All of the material below is to be restated word for word, apart from the pictures.

* START Task inputs *

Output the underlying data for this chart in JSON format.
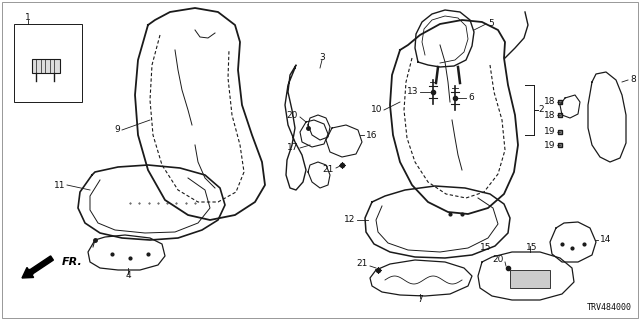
{
  "background_color": "#ffffff",
  "line_color": "#1a1a1a",
  "text_color": "#111111",
  "diagram_code": "TRV484000",
  "fr_label": "FR.",
  "font_size": 6.5,
  "border_color": "#888888"
}
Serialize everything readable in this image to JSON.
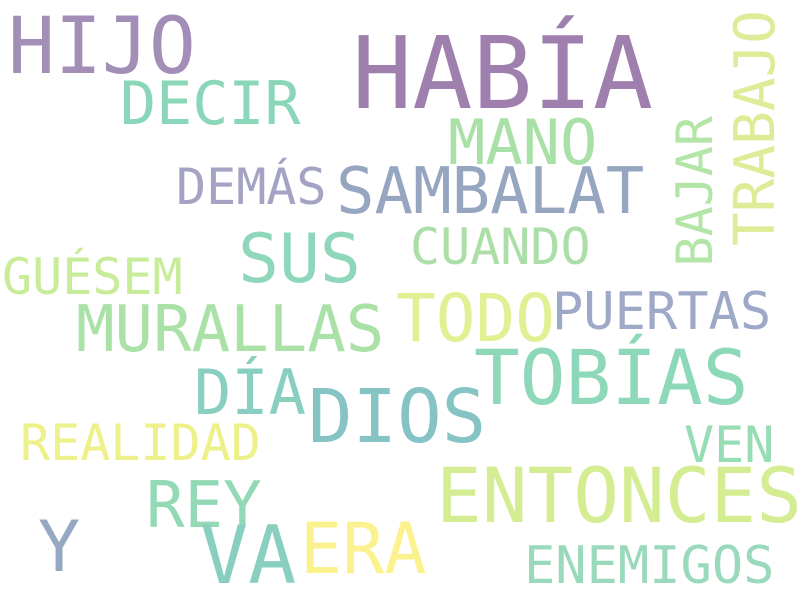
{
  "words": [
    {
      "text": "HABÍA",
      "color": "#9e7fae"
    },
    {
      "text": "HIJO",
      "color": "#a38eb8"
    },
    {
      "text": "DECIR",
      "color": "#8ad6b8"
    },
    {
      "text": "TRABAJO",
      "color": "#dfeb97"
    },
    {
      "text": "MANO",
      "color": "#a9e0a8"
    },
    {
      "text": "DEMÁS",
      "color": "#a4a3c4"
    },
    {
      "text": "SAMBALAT",
      "color": "#96a6c1"
    },
    {
      "text": "BAJAR",
      "color": "#b3e6a6"
    },
    {
      "text": "SUS",
      "color": "#8fd7bb"
    },
    {
      "text": "CUANDO",
      "color": "#acdfa8"
    },
    {
      "text": "GUÉSEM",
      "color": "#c9ec9a"
    },
    {
      "text": "TODO",
      "color": "#e0f092"
    },
    {
      "text": "PUERTAS",
      "color": "#9ea9c7"
    },
    {
      "text": "MURALLAS",
      "color": "#a9e1a6"
    },
    {
      "text": "TOBÍAS",
      "color": "#8dd8b8"
    },
    {
      "text": "DÍA",
      "color": "#88cfc1"
    },
    {
      "text": "DIOS",
      "color": "#86c3c5"
    },
    {
      "text": "REALIDAD",
      "color": "#eef08a"
    },
    {
      "text": "VEN",
      "color": "#96ddb3"
    },
    {
      "text": "ENTONCES",
      "color": "#d5ed92"
    },
    {
      "text": "REY",
      "color": "#93d9b5"
    },
    {
      "text": "Y",
      "color": "#97a8c2"
    },
    {
      "text": "VA",
      "color": "#88cfc0"
    },
    {
      "text": "ERA",
      "color": "#fbf28d"
    },
    {
      "text": "ENEMIGOS",
      "color": "#9ad9bb"
    }
  ]
}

* END Task inputs *

Output for this task:
Output the underlying data for this chart in JSON format.
{
  "background_color": "#ffffff",
  "line_color": "#1a1a1a",
  "text_color": "#111111",
  "diagram_code": "TRV484000",
  "fr_label": "FR.",
  "font_size": 6.5,
  "border_color": "#888888"
}
Serialize everything readable in this image to JSON.
{
  "words": [
    {
      "text": "HABÍA",
      "color": "#9e7fae"
    },
    {
      "text": "HIJO",
      "color": "#a38eb8"
    },
    {
      "text": "DECIR",
      "color": "#8ad6b8"
    },
    {
      "text": "TRABAJO",
      "color": "#dfeb97"
    },
    {
      "text": "MANO",
      "color": "#a9e0a8"
    },
    {
      "text": "DEMÁS",
      "color": "#a4a3c4"
    },
    {
      "text": "SAMBALAT",
      "color": "#96a6c1"
    },
    {
      "text": "BAJAR",
      "color": "#b3e6a6"
    },
    {
      "text": "SUS",
      "color": "#8fd7bb"
    },
    {
      "text": "CUANDO",
      "color": "#acdfa8"
    },
    {
      "text": "GUÉSEM",
      "color": "#c9ec9a"
    },
    {
      "text": "TODO",
      "color": "#e0f092"
    },
    {
      "text": "PUERTAS",
      "color": "#9ea9c7"
    },
    {
      "text": "MURALLAS",
      "color": "#a9e1a6"
    },
    {
      "text": "TOBÍAS",
      "color": "#8dd8b8"
    },
    {
      "text": "DÍA",
      "color": "#88cfc1"
    },
    {
      "text": "DIOS",
      "color": "#86c3c5"
    },
    {
      "text": "REALIDAD",
      "color": "#eef08a"
    },
    {
      "text": "VEN",
      "color": "#96ddb3"
    },
    {
      "text": "ENTONCES",
      "color": "#d5ed92"
    },
    {
      "text": "REY",
      "color": "#93d9b5"
    },
    {
      "text": "Y",
      "color": "#97a8c2"
    },
    {
      "text": "VA",
      "color": "#88cfc0"
    },
    {
      "text": "ERA",
      "color": "#fbf28d"
    },
    {
      "text": "ENEMIGOS",
      "color": "#9ad9bb"
    }
  ]
}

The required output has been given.